* BEGIN *

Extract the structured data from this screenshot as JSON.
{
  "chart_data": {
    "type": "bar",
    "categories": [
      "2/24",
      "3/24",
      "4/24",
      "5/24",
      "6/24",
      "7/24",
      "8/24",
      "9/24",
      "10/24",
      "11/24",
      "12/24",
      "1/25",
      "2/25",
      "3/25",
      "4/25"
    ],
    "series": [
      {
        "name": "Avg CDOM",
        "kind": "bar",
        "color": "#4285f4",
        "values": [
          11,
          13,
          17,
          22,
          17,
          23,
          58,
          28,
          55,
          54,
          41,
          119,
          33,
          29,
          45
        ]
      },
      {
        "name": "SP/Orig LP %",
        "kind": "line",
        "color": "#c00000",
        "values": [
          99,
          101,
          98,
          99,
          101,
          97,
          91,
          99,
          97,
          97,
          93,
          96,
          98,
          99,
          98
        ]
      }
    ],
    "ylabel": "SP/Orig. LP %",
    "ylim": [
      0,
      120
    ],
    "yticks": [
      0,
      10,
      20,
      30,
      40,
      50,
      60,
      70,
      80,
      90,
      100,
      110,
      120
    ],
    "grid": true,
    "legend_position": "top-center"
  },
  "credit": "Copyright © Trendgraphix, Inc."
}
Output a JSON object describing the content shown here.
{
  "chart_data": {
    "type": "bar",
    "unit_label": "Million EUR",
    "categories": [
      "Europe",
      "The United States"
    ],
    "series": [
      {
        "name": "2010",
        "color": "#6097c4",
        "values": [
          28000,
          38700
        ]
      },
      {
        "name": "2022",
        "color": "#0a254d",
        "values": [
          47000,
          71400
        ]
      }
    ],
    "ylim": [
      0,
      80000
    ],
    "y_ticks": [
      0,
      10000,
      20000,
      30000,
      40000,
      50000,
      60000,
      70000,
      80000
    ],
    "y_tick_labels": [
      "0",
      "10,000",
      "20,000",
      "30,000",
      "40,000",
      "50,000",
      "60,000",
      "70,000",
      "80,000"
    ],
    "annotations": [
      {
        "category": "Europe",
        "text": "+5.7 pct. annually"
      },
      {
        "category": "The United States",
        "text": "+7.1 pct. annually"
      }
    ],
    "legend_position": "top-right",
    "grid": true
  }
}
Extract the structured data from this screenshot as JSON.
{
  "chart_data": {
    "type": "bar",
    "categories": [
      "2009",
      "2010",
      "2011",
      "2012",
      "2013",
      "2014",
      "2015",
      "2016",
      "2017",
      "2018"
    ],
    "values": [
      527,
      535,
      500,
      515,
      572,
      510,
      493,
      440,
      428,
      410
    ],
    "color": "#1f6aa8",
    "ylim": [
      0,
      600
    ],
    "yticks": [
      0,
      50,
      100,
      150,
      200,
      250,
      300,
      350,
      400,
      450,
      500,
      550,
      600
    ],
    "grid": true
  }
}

* END *

EXERCISE OBJECTIVE: Repeat exactly the lines above, starting with the line that contains "Output a JSON" and ending with the last line, both included, and nothing else.

CORRECT ANSWER:
Output a JSON object describing the content shown here.
{
  "chart_data": {
    "type": "bar",
    "unit_label": "Million EUR",
    "categories": [
      "Europe",
      "The United States"
    ],
    "series": [
      {
        "name": "2010",
        "color": "#6097c4",
        "values": [
          28000,
          38700
        ]
      },
      {
        "name": "2022",
        "color": "#0a254d",
        "values": [
          47000,
          71400
        ]
      }
    ],
    "ylim": [
      0,
      80000
    ],
    "y_ticks": [
      0,
      10000,
      20000,
      30000,
      40000,
      50000,
      60000,
      70000,
      80000
    ],
    "y_tick_labels": [
      "0",
      "10,000",
      "20,000",
      "30,000",
      "40,000",
      "50,000",
      "60,000",
      "70,000",
      "80,000"
    ],
    "annotations": [
      {
        "category": "Europe",
        "text": "+5.7 pct. annually"
      },
      {
        "category": "The United States",
        "text": "+7.1 pct. annually"
      }
    ],
    "legend_position": "top-right",
    "grid": true
  }
}
Extract the structured data from this screenshot as JSON.
{
  "chart_data": {
    "type": "bar",
    "categories": [
      "2009",
      "2010",
      "2011",
      "2012",
      "2013",
      "2014",
      "2015",
      "2016",
      "2017",
      "2018"
    ],
    "values": [
      527,
      535,
      500,
      515,
      572,
      510,
      493,
      440,
      428,
      410
    ],
    "color": "#1f6aa8",
    "ylim": [
      0,
      600
    ],
    "yticks": [
      0,
      50,
      100,
      150,
      200,
      250,
      300,
      350,
      400,
      450,
      500,
      550,
      600
    ],
    "grid": true
  }
}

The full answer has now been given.